*Exercise goal*
Each line below should be reproduced without any alteration.

===== Listed entries

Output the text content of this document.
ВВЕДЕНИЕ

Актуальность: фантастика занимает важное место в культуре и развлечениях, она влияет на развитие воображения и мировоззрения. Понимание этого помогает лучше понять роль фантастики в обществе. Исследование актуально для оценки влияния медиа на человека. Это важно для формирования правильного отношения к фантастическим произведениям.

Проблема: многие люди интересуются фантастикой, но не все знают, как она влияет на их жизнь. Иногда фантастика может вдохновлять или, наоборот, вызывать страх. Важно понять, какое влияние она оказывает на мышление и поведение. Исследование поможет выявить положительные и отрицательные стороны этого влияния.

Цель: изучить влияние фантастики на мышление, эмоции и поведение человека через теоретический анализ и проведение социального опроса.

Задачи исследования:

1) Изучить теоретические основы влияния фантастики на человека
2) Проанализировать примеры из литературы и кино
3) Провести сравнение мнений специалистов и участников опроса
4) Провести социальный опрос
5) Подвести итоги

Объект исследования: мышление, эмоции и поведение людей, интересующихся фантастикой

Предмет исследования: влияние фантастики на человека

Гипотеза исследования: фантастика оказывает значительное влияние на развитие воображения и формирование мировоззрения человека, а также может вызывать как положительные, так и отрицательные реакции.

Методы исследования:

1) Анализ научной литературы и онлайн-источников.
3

==========

*Solved problem*
Output the text content of this document.
ВВЕДЕНИЕ

Актуальность: фантастика занимает важное место в культуре и развлечениях, она влияет на развитие воображения и мировоззрения. Понимание этого помогает лучше понять роль фантастики в обществе. Исследование актуально для оценки влияния медиа на человека. Это важно для формирования правильного отношения к фантастическим произведениям.

Проблема: многие люди интересуются фантастикой, но не все знают, как она влияет на их жизнь. Иногда фантастика может вдохновлять или, наоборот, вызывать страх. Важно понять, какое влияние она оказывает на мышление и поведение. Исследование поможет выявить положительные и отрицательные стороны этого влияния.

Цель: изучить влияние фантастики на мышление, эмоции и поведение человека через теоретический анализ и проведение социального опроса.

Задачи исследования:

1) Изучить теоретические основы влияния фантастики на человека
2) Проанализировать примеры из литературы и кино
3) Провести сравнение мнений специалистов и участников опроса
4) Провести социальный опрос
5) Подвести итоги

Объект исследования: мышление, эмоции и поведение людей, интересующихся фантастикой

Предмет исследования: влияние фантастики на человека

Гипотеза исследования: фантастика оказывает значительное влияние на развитие воображения и формирование мировоззрения человека, а также может вызывать как положительные, так и отрицательные реакции.

Методы исследования:

1) Анализ научной литературы и онлайн-источников.
3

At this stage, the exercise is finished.